A court reprieve for a dog called Otis last week underlines the massive costs and legal confusion involved in the issue. Three years ago Otis was seized in east London by police who claimed he should have been muzzled under the Dangerous Dogs Act as he was in a public place. Although he was in the back of his owner's car and experts agree that the dog is a Great Dane cross, the Crown Prosecution Service pursued the case to the House of Lords. The case has cost the taxpayer more than pounds 100,000 and his owner, Harry Bates, pounds 20,000 in legal fees. He is also paying Otis's pounds 9-a-day kennel charges.
The Otis case illustrates the ambiguities ofthe Act, under which police can seize dogs deemed to be of 'pit bull type'. The pit bull is not a recognised breed in this country - frequently people mistake Staffordshire bull terriers for them - and experts cannot agree its characteristics.
The Act was rushed through Parliament in 1991 on a wave of panic about the introduction of the pit bull terrier from the US where they were bred for fighting. A number of well-publicised incidents in which dogs attacked adults and children or were filmed fighting fed public agitation on the issue.
But the result has been a costly mess. The RSPCA will no longer provide inspectors for prosecution cases and the police are being asked to shoot dogs that vets refuse to destroy. The Home Office has no idea how many dogs are being held because it does not collate the information centrally.
Amanda Dunkley, of the Endangered Dogs Association, which campaigns against the Dangerous Dogs Act, said: 'The costs are quite shocking. The estimated cost in London alone is pounds 10m.'
Stephen Fidler, a lawyer who acts for EDA members, said the fees for defence solicitors, prosecution and expert witnesses regularly top pounds 20,000 a case. 'The owners all get legal aid and fight the cases because they face a criminal conviction. It is scandalous. The only sensible thing that can be done is a change in the legislation.'
Gary Dunn, 25, from north London, had his dog, Judd, taken away after walking him on Hampstead Heath in November 1991, days before the Act was passed. The dog, currently five years old, is expected to live in kennels for the next seven to 10 years unless the Home Office relents.

[Excerpts from a set of layout annotations]
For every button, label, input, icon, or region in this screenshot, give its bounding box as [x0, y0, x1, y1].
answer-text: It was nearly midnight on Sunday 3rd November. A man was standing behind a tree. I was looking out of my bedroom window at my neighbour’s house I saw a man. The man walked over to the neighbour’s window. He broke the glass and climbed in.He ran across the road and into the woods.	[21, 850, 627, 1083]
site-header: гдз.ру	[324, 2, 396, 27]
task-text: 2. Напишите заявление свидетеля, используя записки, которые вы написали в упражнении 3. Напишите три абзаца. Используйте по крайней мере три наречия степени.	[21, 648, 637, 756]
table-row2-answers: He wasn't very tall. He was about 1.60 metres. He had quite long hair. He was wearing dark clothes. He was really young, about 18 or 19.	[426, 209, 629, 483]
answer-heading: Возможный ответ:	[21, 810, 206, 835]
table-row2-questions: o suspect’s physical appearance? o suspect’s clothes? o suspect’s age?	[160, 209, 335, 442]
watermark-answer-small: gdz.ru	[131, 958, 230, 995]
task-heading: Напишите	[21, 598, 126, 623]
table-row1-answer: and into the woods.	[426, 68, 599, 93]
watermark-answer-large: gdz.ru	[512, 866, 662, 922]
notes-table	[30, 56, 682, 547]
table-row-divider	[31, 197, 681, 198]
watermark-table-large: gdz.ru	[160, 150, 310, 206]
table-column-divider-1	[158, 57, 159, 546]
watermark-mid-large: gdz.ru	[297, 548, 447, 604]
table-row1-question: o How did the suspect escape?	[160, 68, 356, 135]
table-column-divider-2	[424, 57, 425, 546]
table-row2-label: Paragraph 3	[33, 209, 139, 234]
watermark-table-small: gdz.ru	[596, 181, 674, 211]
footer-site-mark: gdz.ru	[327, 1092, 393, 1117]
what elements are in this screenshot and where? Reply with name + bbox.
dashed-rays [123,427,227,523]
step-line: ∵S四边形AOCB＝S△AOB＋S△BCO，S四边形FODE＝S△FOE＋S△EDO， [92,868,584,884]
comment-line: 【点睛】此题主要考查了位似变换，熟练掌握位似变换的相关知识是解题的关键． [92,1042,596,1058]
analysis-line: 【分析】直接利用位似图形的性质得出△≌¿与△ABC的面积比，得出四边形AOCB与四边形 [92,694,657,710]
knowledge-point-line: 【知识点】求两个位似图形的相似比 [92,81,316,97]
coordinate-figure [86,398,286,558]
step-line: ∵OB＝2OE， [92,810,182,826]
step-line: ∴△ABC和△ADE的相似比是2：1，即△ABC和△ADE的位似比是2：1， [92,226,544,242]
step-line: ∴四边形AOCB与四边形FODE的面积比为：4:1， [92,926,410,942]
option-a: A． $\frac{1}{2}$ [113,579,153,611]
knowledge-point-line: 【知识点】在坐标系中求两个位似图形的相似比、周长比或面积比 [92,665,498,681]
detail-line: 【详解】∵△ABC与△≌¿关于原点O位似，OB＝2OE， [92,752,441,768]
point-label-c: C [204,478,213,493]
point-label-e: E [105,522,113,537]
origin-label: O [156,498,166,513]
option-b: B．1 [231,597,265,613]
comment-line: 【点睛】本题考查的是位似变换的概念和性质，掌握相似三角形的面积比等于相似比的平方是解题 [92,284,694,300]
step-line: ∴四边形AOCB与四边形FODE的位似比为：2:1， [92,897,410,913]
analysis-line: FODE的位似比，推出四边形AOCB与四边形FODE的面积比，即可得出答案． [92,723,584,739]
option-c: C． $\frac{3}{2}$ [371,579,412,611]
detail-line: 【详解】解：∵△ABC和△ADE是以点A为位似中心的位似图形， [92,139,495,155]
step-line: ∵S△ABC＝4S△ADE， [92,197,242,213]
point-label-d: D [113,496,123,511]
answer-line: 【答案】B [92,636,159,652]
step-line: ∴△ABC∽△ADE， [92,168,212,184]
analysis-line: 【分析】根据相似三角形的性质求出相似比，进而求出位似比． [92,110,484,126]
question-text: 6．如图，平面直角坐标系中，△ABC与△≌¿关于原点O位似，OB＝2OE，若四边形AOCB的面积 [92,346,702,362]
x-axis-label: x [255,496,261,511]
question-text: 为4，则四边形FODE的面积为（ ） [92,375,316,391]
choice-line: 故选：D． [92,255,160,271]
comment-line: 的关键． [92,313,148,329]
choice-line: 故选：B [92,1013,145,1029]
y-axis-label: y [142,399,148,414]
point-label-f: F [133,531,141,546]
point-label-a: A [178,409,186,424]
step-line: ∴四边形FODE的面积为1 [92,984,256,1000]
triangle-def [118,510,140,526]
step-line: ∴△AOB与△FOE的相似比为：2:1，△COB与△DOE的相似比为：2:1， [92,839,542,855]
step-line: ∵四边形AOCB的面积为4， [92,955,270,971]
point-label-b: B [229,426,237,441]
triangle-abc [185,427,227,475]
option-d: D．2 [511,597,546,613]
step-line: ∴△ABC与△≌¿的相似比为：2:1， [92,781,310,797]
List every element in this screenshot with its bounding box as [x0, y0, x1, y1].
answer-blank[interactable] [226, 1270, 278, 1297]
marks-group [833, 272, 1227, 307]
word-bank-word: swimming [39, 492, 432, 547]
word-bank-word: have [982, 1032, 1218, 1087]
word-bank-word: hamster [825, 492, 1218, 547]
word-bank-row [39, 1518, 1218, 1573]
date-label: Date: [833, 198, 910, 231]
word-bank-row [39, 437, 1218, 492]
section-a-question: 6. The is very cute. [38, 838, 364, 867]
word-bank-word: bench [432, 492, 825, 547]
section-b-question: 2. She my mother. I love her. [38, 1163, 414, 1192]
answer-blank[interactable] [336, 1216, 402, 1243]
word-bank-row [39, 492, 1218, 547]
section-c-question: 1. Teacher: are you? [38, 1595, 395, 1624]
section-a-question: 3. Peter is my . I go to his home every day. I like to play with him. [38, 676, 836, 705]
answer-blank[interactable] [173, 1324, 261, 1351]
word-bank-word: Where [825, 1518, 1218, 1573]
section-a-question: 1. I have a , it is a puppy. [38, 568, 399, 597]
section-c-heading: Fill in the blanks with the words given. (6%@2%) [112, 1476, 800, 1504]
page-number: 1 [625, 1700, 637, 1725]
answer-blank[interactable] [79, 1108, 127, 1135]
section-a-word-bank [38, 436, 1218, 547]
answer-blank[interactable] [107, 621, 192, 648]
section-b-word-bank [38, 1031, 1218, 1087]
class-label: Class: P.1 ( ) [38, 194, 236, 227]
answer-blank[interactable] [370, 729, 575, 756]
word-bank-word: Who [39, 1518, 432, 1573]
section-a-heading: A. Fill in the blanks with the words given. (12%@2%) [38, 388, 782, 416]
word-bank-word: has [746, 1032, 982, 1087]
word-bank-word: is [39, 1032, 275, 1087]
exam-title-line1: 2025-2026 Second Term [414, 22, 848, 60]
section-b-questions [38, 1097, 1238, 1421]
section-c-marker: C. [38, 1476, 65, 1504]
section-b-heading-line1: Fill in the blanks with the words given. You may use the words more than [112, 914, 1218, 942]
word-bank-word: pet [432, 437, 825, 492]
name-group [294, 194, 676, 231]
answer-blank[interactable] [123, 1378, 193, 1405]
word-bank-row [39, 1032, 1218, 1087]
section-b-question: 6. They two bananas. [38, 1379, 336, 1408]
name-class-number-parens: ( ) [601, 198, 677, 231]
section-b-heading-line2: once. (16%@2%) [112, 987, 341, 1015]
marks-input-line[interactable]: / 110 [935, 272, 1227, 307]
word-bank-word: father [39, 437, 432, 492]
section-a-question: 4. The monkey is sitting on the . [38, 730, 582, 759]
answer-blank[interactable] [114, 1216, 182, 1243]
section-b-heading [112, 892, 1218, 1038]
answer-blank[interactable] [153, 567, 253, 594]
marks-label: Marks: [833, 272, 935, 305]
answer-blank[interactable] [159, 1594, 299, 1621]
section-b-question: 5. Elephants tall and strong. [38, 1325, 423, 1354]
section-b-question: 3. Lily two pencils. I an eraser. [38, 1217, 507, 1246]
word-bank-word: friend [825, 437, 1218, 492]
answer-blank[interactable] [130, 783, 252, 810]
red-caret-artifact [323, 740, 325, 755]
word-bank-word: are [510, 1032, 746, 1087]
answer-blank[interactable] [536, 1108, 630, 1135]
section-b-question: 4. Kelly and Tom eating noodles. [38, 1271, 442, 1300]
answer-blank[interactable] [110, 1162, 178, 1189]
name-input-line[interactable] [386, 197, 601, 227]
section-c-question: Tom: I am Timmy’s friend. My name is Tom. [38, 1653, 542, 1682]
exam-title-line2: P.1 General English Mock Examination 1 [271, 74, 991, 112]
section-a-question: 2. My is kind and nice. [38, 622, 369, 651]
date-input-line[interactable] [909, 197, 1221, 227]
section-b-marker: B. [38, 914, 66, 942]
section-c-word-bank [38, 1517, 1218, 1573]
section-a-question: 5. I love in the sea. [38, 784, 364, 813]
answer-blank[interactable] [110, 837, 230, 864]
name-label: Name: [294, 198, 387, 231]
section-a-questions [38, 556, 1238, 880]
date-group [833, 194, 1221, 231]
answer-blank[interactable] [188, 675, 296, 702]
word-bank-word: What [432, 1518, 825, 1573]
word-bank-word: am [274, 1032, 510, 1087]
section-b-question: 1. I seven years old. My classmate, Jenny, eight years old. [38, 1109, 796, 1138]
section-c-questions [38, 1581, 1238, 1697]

→ **What is asked**:
(a) According to the article about the Dangerous Dogs Act, in what year was the Act rushed through Parliament?
(b) For each statement, say whether it agrees with the article about the Dangerous Dogs Act, and quote the words that decide it: (i) The RSPCA no longer provides inspectors for prosecution cases. (ii) The Home Office keeps a central count of how many dogs are being held. (iii) Otis's owner pays kennel charges of pounds 9 a day.
Base every answer only on the article about the Dangerous Dogs Act.

→ **The answers**:
(a) 1991

(b)
(i) Yes: "The RSPCA will no longer provide inspectors for prosecution cases"
(ii) No: "it does not collate the information centrally"
(iii) Yes: "He is also paying Otis's pounds 9-a-day kennel charges."